BACAAN =
* * *
JAKARTA – Masalah kelangkaan BBM bersubsidi (pertalite dan solar) menjelang akhir tahun di berbagai daerah sudah rutin terjadi, termasuk tahun ini. Salah satu faktor penyebab adalah berkurangnya atau sengaja dikuranginya pasokan BBM ke SPBU-SPBU guna mencegah over kuota BBM. Faktor lain, bisa saja karena pembatasan distribusi, penyelewengan penggunaan BBM bersubsidi, penyelundupan, dll.
Selama ini kelangkaan BBM akibat permasalahan seputar kuota BBM/energi selalu membawa masalah dan penderitaan bagi rakyat berupa antrian panjang, beban biaya energi lebih mahal, kegiatan usaha terganggu, pemborosan tenaga, biaya, dan waktu. Bagi sebagian rakyat, dampak negatif moril dan materiil pengurangan kuota energi/BBM adalah kenyataan yang harus diterima.
Jika masalah kuota BBM/energi ini terjadi sekali atau dua kali, mungkin bisa dimaklumi. Namun jika terus berulang setiap tahun, maka kita harus mencari penyebab dan peanggungjawabnya. Penanggungjawab utama masalah secara umum sudah pasti pemerintah. Di samping Presiden sebagai kepala pemerintahan, pimpinan kementrian/lembaga yang dituntut bertanggungjawab adalah Kementrian ESDM, Kementrian Keuangan, BPH Migas, dll.
Sama seperti menetapkan APBN, indikator/variable ekonomi atau subsidi energi, maka kuota BBM/energi memang perlu dibahas dan disepakati bersama oleh pemerintah dan DPR setiap tahun. Realisasi APBN, variable ekonomi atau nilai subsidi energi pada dasarnya dapat atau sering berbeda nilainya pada saat penganggaran atau penetapan UU APBN. Hal ini sangat difahami dan dapat dimaklumi.
* * *
ISI DATASET =
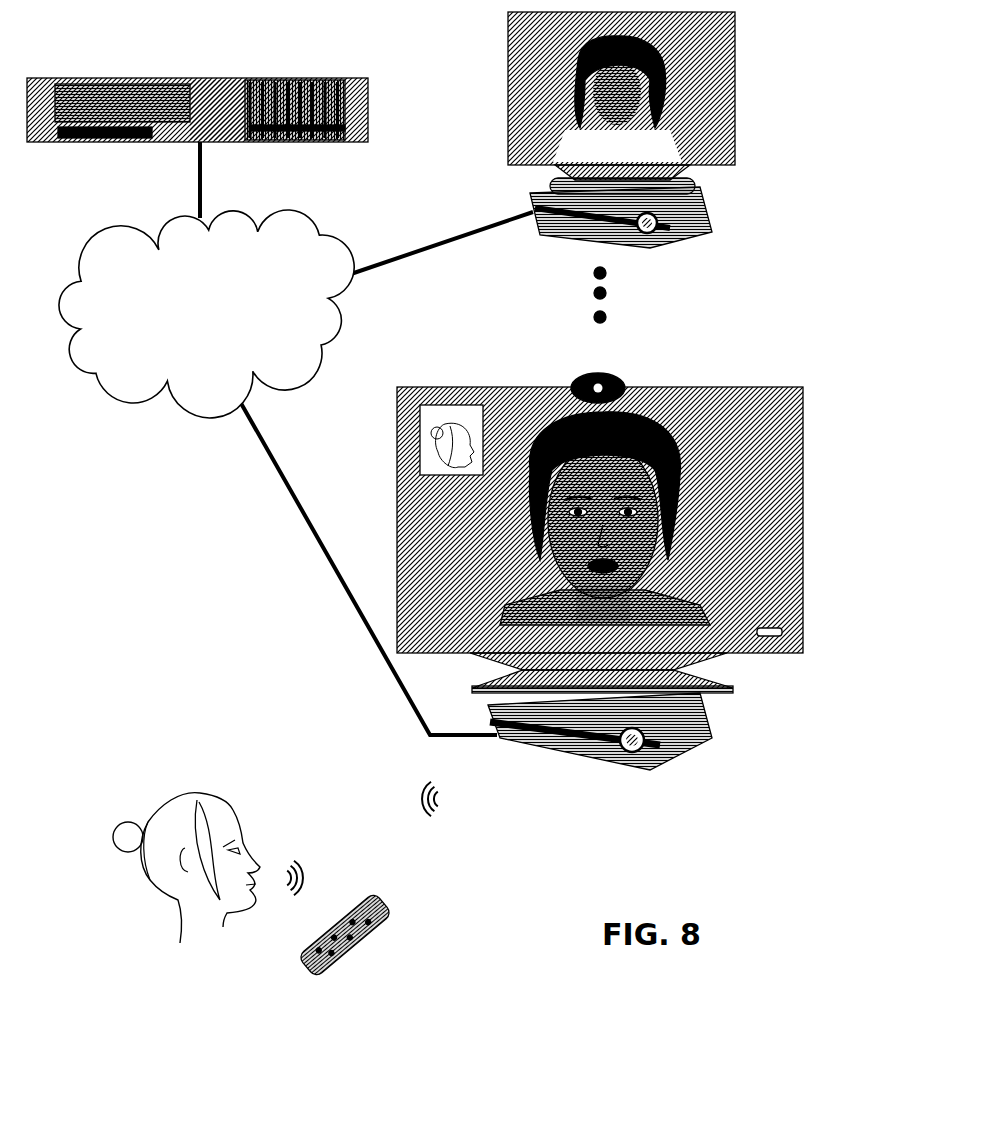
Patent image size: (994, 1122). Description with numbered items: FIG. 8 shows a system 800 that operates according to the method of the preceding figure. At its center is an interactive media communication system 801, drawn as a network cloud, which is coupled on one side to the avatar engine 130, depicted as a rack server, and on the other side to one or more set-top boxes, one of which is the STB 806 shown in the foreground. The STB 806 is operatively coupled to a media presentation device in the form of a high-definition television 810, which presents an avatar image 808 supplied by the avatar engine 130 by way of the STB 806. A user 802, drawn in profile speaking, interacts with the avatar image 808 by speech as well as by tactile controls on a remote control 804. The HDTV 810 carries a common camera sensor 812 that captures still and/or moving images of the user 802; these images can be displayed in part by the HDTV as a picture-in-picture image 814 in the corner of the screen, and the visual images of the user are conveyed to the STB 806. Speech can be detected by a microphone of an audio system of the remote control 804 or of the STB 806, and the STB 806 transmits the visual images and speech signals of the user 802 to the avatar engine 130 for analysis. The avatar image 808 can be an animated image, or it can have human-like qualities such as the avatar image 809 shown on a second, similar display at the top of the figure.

The avatar engine 130 is at (352, 78).
The interactive media communication system 801 is at (218, 331).
The avatar image 809 is at (690, 122).
The high-definition television 810 is at (509, 385).
The avatar image 808 is at (655, 437).
The camera sensor 812 is at (623, 378).
The picture-in-picture image 814 is at (428, 462).
The set-top box 806 is at (678, 752).
The user 802 is at (172, 795).
The remote control 804 is at (363, 937).
The system 800 is at (663, 899).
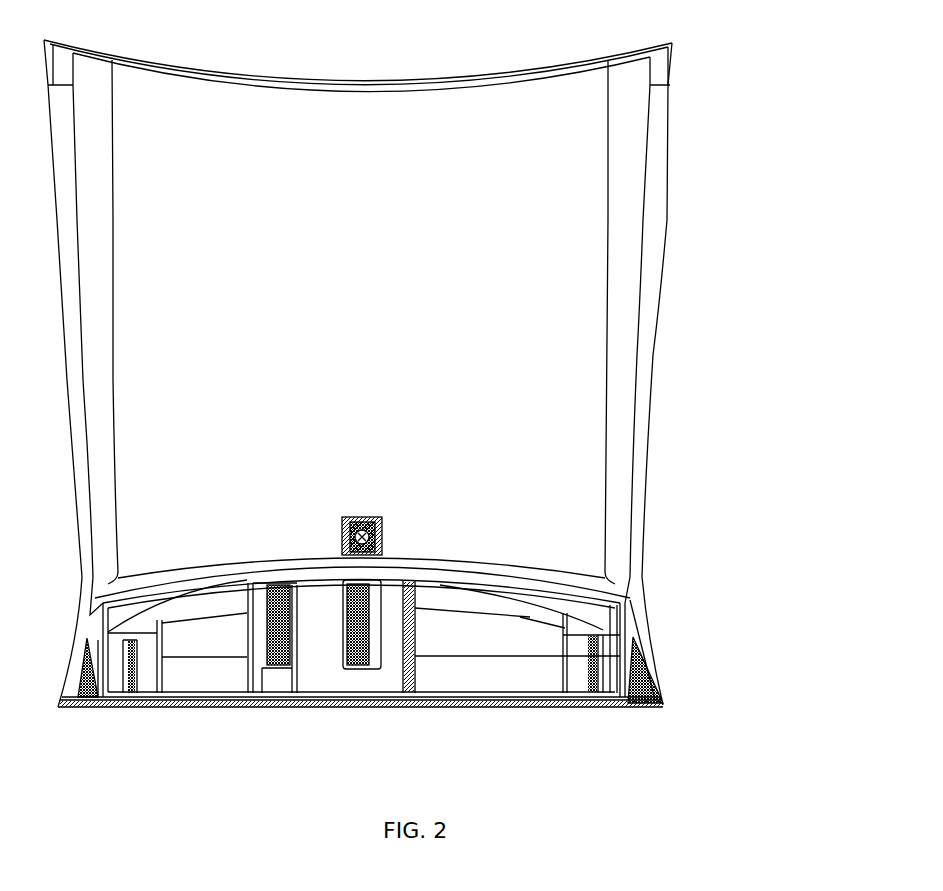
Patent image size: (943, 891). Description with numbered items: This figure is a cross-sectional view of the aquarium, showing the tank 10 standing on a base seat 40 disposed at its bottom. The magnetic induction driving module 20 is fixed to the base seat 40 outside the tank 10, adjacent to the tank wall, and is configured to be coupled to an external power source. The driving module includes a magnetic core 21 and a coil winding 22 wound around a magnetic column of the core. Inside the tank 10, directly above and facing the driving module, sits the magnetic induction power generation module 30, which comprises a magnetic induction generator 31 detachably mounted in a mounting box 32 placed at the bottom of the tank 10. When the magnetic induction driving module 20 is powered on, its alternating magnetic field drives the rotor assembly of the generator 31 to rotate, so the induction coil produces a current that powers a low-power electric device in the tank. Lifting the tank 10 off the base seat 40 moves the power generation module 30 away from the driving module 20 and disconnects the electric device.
* * *
INSTRUKSI 1 = Bisakah Anda mengubah paragraf bacaan yang diawali "Selama ini kelangkaan BBM" menjadi daftar poin singkat dengan tetap memuat fakta-fakta utamanya?
INSTRUKSI 2 = Bisakah Anda mencetak ulang tanpa perubahan baris-baris data, mulai dari awal baris data hingga dan termasuk baris yang memuat "The camera sensor 812 is at (623, 378).", tanpa menyertakan gambarnya?

KELUARAN LENGKAP 1 =
- Kelangkaan BBM akibat masalah kuota BBM/energi selama ini selalu membawa masalah dan penderitaan bagi rakyat, berupa:
  - antrian panjang
  - beban biaya energi lebih mahal
  - kegiatan usaha terganggu
  - pemborosan tenaga, biaya, dan waktu
- Bagi sebagian rakyat, dampak negatif moril dan materiil pengurangan kuota energi/BBM adalah kenyataan yang harus diterima.

KELUARAN LENGKAP 2 =
Patent image size: (994, 1122). Description with numbered items: FIG. 8 shows a system 800 that operates according to the method of the preceding figure. At its center is an interactive media communication system 801, drawn as a network cloud, which is coupled on one side to the avatar engine 130, depicted as a rack server, and on the other side to one or more set-top boxes, one of which is the STB 806 shown in the foreground. The STB 806 is operatively coupled to a media presentation device in the form of a high-definition television 810, which presents an avatar image 808 supplied by the avatar engine 130 by way of the STB 806. A user 802, drawn in profile speaking, interacts with the avatar image 808 by speech as well as by tactile controls on a remote control 804. The HDTV 810 carries a common camera sensor 812 that captures still and/or moving images of the user 802; these images can be displayed in part by the HDTV as a picture-in-picture image 814 in the corner of the screen, and the visual images of the user are conveyed to the STB 806. Speech can be detected by a microphone of an audio system of the remote control 804 or of the STB 806, and the STB 806 transmits the visual images and speech signals of the user 802 to the avatar engine 130 for analysis. The avatar image 808 can be an animated image, or it can have human-like qualities such as the avatar image 809 shown on a second, similar display at the top of the figure.

The avatar engine 130 is at (352, 78).
The interactive media communication system 801 is at (218, 331).
The avatar image 809 is at (690, 122).
The high-definition television 810 is at (509, 385).
The avatar image 808 is at (655, 437).
The camera sensor 812 is at (623, 378).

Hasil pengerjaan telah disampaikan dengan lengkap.